# Given data:
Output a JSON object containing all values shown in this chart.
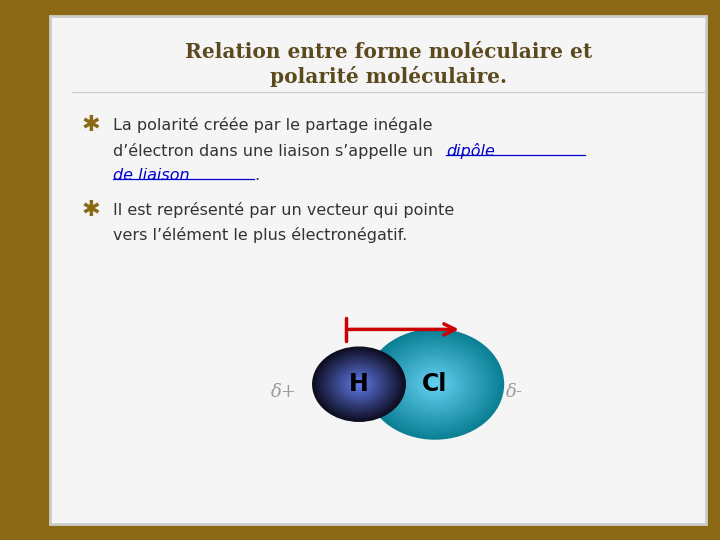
{
  "background_outer": "#8B6914",
  "background_inner": "#F5F5F5",
  "title_text_line1": "Relation entre forme moléculaire et",
  "title_text_line2": "polarité moléculaire.",
  "title_color": "#5C4A1E",
  "bullet_color": "#333333",
  "link_color": "#0000CC",
  "bullet_marker": "✱",
  "marker_color": "#8B6914",
  "delta_plus": "δ+",
  "delta_minus": "δ-",
  "delta_color": "#999999",
  "arrow_color": "#CC0000",
  "H_label": "H",
  "Cl_label": "Cl"
}
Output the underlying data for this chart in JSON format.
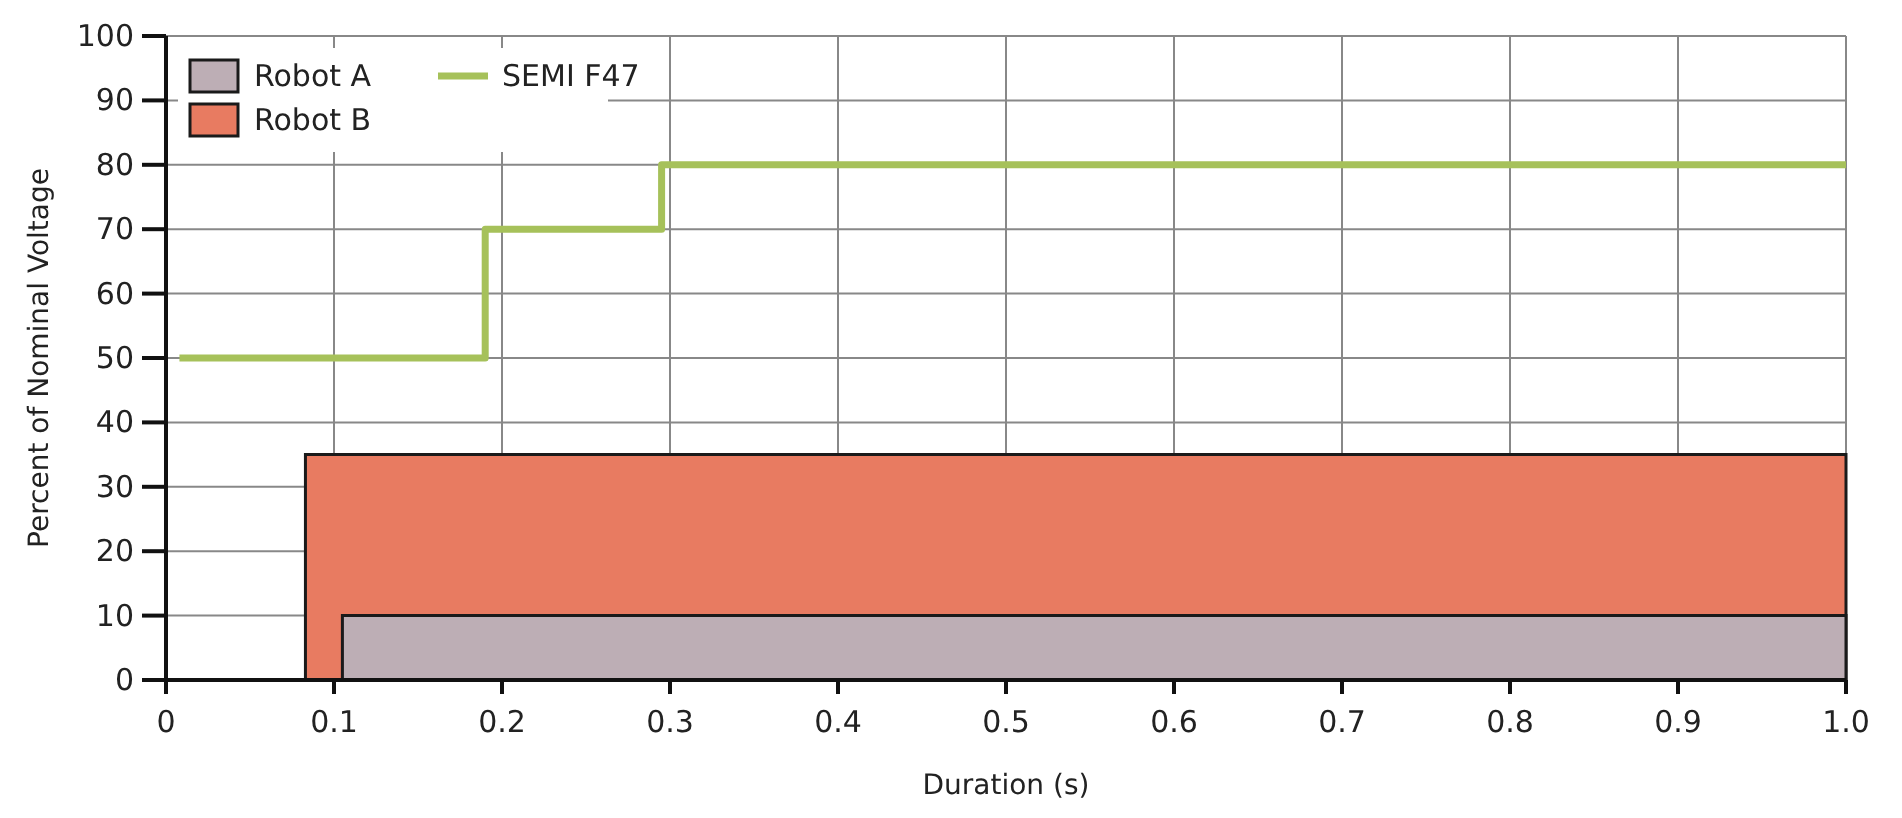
{
  "chart_data": {
    "type": "area",
    "xlabel": "Duration (s)",
    "ylabel": "Percent of Nominal Voltage",
    "xlim": [
      0,
      1
    ],
    "xticks": [
      0,
      0.1,
      0.2,
      0.3,
      0.4,
      0.5,
      0.6,
      0.7,
      0.8,
      0.9,
      {
        "value": 1,
        "label": "1.0"
      }
    ],
    "ylim": [
      0,
      100
    ],
    "yticks": [
      0,
      10,
      20,
      30,
      40,
      50,
      60,
      70,
      80,
      90,
      100
    ],
    "grid": true,
    "legend": "top left",
    "line_style": "solid",
    "marker": "none",
    "series": [
      {
        "name": "Robot B",
        "color": "#e87b61",
        "x": [
          0.083,
          1
        ],
        "values": [
          35,
          35
        ]
      },
      {
        "name": "Robot A",
        "color": "#bdaeb5",
        "x": [
          0.105,
          1
        ],
        "values": [
          10,
          10
        ]
      },
      {
        "name": "SEMI F47",
        "type": "step",
        "color": "#a6c15a",
        "x": [
          0.008,
          0.19,
          0.295,
          1
        ],
        "values": [
          50,
          70,
          80,
          80
        ]
      }
    ]
  }
}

# Directions:
Repeat the material above word for word, please, apart from its images.

# Reply:
Output a JSON object containing all values shown in this chart.
{
  "background_outer": "#8B6914",
  "background_inner": "#F5F5F5",
  "title_text_line1": "Relation entre forme moléculaire et",
  "title_text_line2": "polarité moléculaire.",
  "title_color": "#5C4A1E",
  "bullet_color": "#333333",
  "link_color": "#0000CC",
  "bullet_marker": "✱",
  "marker_color": "#8B6914",
  "delta_plus": "δ+",
  "delta_minus": "δ-",
  "delta_color": "#999999",
  "arrow_color": "#CC0000",
  "H_label": "H",
  "Cl_label": "Cl"
}
Output the underlying data for this chart in JSON format.
{
  "chart_data": {
    "type": "area",
    "xlabel": "Duration (s)",
    "ylabel": "Percent of Nominal Voltage",
    "xlim": [
      0,
      1
    ],
    "xticks": [
      0,
      0.1,
      0.2,
      0.3,
      0.4,
      0.5,
      0.6,
      0.7,
      0.8,
      0.9,
      {
        "value": 1,
        "label": "1.0"
      }
    ],
    "ylim": [
      0,
      100
    ],
    "yticks": [
      0,
      10,
      20,
      30,
      40,
      50,
      60,
      70,
      80,
      90,
      100
    ],
    "grid": true,
    "legend": "top left",
    "line_style": "solid",
    "marker": "none",
    "series": [
      {
        "name": "Robot B",
        "color": "#e87b61",
        "x": [
          0.083,
          1
        ],
        "values": [
          35,
          35
        ]
      },
      {
        "name": "Robot A",
        "color": "#bdaeb5",
        "x": [
          0.105,
          1
        ],
        "values": [
          10,
          10
        ]
      },
      {
        "name": "SEMI F47",
        "type": "step",
        "color": "#a6c15a",
        "x": [
          0.008,
          0.19,
          0.295,
          1
        ],
        "values": [
          50,
          70,
          80,
          80
        ]
      }
    ]
  }
}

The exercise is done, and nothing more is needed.